(Dataset rows)
------------------------------------------------------------------------

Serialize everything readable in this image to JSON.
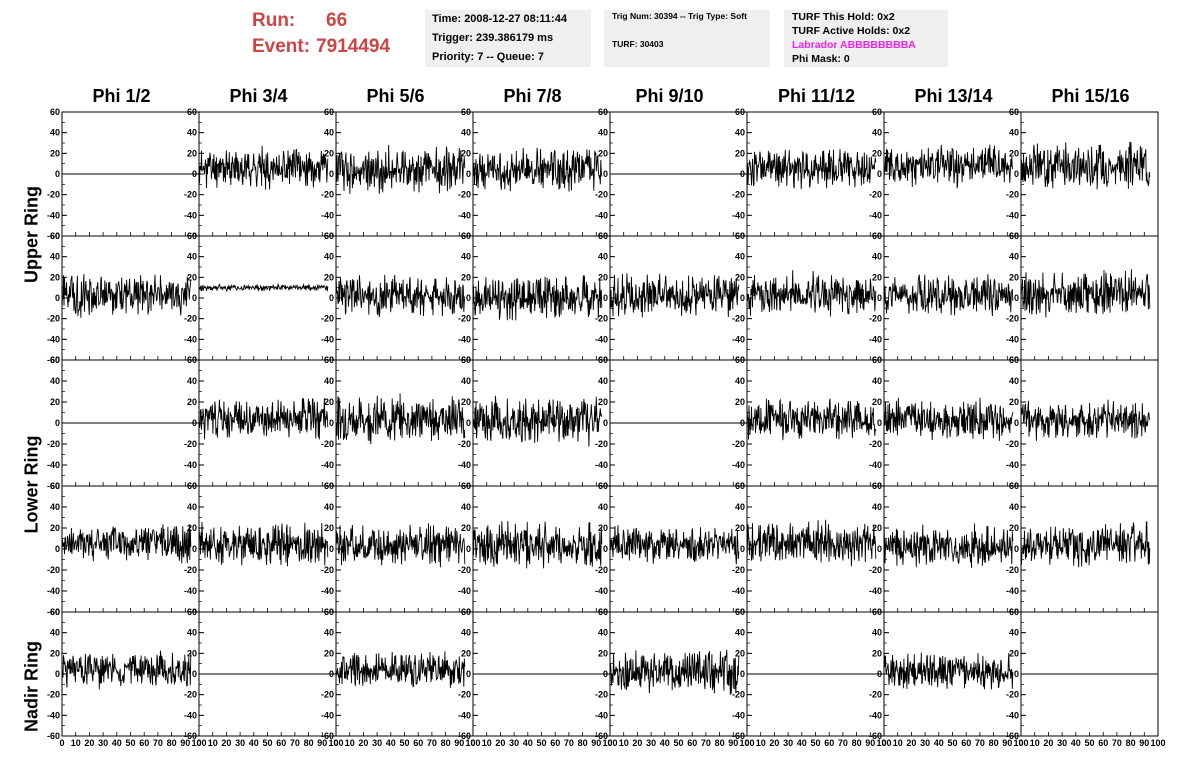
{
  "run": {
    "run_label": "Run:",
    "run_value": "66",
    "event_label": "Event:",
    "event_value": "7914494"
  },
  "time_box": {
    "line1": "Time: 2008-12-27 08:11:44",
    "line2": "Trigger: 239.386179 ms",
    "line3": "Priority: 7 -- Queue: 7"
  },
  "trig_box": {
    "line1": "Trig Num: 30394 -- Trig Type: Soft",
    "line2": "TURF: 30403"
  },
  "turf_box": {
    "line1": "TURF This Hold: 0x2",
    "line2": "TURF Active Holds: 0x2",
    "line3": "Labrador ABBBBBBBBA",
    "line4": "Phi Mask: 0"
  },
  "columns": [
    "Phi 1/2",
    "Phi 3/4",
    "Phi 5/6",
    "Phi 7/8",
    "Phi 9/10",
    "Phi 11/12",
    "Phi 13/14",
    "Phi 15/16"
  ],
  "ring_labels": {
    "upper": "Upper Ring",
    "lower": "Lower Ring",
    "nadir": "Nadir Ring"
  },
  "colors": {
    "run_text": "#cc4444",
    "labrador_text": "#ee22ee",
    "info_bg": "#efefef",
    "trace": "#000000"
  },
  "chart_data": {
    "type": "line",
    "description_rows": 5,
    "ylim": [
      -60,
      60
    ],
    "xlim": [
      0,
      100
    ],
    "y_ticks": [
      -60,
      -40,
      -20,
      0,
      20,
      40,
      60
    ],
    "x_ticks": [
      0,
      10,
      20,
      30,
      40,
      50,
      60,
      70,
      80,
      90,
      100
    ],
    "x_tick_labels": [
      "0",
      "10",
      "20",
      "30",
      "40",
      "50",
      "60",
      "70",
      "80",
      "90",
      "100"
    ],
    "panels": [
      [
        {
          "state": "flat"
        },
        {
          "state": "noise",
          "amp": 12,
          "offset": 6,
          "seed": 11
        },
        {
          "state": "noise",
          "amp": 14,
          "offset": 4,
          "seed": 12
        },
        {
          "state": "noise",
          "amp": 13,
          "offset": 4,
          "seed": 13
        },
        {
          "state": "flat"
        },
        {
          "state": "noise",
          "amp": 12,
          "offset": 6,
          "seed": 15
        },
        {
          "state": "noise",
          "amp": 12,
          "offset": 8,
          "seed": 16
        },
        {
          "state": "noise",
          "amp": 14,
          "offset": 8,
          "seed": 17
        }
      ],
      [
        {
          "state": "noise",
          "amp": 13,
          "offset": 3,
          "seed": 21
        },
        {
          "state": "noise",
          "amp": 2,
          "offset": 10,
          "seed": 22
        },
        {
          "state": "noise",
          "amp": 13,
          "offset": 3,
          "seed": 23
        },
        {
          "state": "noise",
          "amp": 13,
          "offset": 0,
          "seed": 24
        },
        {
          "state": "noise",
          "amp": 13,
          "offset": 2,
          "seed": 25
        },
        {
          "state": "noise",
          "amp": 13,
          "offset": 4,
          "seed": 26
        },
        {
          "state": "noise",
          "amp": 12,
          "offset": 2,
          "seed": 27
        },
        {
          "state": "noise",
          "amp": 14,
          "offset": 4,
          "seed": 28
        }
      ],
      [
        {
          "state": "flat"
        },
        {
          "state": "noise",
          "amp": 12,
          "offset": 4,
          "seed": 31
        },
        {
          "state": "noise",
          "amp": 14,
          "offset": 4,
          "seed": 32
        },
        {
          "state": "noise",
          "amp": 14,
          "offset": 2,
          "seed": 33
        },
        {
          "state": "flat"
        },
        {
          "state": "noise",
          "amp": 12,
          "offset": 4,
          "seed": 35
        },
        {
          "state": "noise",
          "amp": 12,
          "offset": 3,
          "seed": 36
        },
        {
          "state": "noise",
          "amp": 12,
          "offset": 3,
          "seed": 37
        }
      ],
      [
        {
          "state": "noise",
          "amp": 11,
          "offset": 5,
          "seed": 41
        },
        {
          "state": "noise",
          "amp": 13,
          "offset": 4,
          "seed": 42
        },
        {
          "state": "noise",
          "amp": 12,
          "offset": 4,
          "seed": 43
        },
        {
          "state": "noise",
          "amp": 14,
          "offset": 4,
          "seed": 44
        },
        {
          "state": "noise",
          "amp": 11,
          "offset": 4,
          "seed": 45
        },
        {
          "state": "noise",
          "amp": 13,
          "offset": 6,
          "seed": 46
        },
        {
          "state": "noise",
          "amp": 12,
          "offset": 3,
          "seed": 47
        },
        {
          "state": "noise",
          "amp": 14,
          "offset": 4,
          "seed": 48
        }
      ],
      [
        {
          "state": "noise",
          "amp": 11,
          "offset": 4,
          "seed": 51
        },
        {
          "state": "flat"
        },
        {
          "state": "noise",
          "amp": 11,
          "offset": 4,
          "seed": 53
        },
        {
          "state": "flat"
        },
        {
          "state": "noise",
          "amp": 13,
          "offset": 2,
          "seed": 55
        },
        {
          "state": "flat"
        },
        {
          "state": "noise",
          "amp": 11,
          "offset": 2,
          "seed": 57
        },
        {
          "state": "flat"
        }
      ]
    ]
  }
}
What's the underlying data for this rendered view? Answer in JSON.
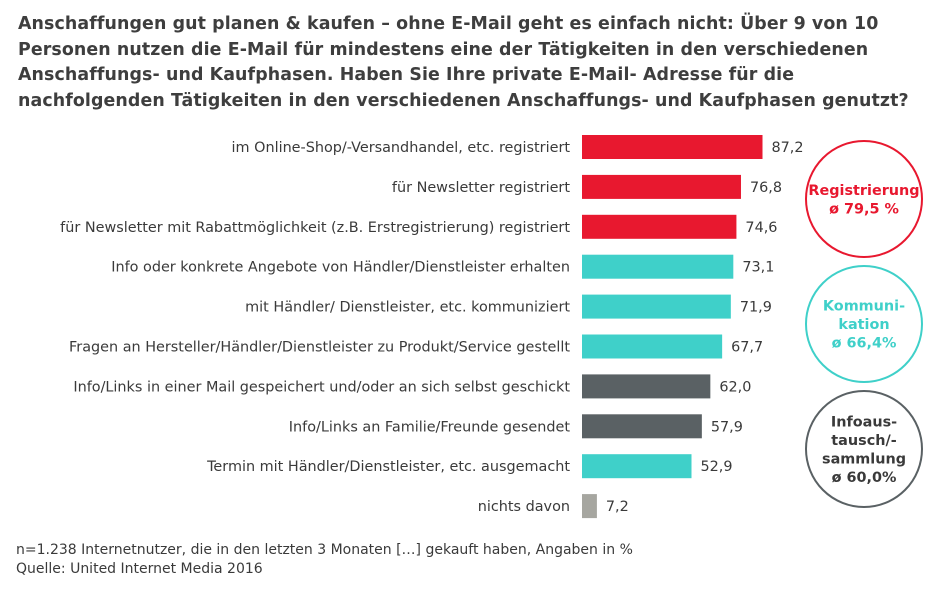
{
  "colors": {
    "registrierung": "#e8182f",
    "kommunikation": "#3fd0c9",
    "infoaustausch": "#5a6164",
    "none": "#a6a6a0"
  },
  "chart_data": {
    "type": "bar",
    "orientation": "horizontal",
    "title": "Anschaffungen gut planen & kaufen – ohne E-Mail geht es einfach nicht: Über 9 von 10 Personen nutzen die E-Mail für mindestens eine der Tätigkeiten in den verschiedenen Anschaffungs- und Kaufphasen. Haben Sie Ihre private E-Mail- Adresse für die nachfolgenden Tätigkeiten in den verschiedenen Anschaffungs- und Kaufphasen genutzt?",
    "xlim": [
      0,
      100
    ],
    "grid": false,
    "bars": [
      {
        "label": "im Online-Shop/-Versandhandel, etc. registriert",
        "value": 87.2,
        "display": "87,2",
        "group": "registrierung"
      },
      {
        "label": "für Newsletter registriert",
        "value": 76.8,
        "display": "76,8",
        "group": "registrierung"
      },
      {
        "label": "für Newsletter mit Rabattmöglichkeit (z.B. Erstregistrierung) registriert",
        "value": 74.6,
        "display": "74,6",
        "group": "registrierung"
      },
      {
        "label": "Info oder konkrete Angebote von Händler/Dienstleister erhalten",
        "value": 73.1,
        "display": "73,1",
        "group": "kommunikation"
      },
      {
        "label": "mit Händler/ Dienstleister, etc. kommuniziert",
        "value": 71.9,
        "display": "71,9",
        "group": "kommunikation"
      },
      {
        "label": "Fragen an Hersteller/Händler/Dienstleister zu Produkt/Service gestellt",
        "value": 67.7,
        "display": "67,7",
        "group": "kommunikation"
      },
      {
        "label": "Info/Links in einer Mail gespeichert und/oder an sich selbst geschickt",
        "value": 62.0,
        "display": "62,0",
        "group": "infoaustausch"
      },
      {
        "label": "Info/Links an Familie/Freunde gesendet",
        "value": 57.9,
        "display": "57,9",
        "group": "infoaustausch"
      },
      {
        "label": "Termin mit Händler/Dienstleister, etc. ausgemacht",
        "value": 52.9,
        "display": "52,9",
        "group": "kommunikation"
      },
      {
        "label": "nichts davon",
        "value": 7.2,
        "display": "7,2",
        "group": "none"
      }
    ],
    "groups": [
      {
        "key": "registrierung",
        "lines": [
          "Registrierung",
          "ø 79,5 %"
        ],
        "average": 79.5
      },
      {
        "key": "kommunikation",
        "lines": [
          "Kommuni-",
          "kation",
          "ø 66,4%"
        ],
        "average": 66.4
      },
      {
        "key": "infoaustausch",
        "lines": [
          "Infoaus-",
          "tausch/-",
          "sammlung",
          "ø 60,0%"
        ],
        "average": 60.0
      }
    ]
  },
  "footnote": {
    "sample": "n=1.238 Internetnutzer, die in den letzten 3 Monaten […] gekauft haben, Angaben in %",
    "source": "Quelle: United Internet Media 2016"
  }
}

------------------------------------------------------------------------

(Given problem): Which lines of the material contain the string "registriert"? List each of them.

(Correct result):
        "label": "im Online-Shop/-Versandhandel, etc. registriert",
        "label": "für Newsletter registriert",
        "label": "für Newsletter mit Rabattmöglichkeit (z.B. Erstregistrierung) registriert",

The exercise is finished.